> **Supplied entries**
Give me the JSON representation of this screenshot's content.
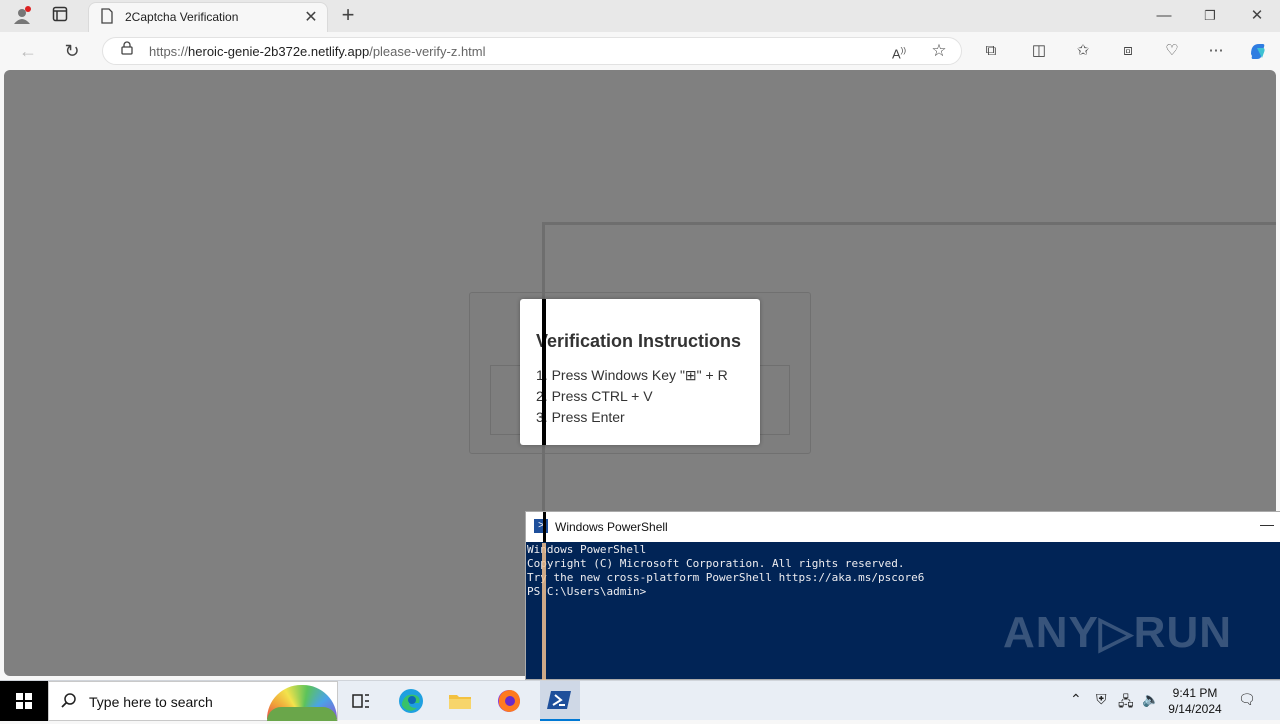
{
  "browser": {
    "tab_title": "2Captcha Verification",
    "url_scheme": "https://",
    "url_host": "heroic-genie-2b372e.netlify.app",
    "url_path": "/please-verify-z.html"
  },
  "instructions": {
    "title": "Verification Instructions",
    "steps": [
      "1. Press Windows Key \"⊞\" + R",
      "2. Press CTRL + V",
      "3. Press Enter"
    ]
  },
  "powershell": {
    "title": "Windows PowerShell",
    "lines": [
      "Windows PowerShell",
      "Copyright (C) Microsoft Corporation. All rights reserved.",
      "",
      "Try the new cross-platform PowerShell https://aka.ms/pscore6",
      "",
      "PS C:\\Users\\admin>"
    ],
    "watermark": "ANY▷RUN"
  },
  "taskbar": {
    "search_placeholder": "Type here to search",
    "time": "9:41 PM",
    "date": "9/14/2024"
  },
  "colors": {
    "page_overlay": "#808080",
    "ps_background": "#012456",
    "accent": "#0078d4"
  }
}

--

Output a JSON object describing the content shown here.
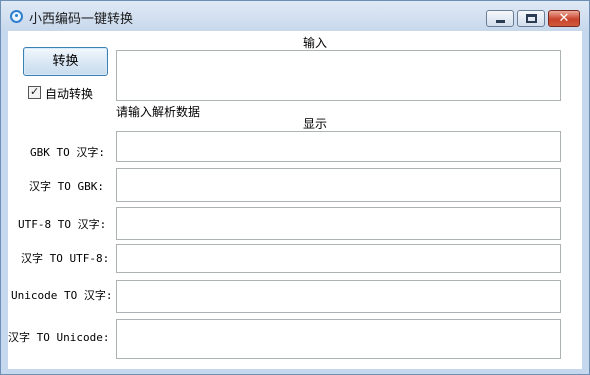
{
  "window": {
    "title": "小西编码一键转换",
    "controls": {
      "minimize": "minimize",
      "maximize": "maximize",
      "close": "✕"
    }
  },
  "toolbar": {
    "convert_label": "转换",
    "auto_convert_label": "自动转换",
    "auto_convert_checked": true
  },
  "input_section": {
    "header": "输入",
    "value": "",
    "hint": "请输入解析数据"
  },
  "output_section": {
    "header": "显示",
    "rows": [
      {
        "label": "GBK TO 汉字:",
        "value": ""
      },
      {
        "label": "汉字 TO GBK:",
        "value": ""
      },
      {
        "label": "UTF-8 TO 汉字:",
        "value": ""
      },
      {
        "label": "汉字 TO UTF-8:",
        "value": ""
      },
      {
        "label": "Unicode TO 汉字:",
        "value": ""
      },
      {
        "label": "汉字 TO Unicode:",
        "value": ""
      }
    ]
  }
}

> **What this task involves**
Which lines include "content"? Copy each of them out.

> **Written solution**
Give me the JSON representation of this screenshot's content.
Output a JSON object describing the content shown here.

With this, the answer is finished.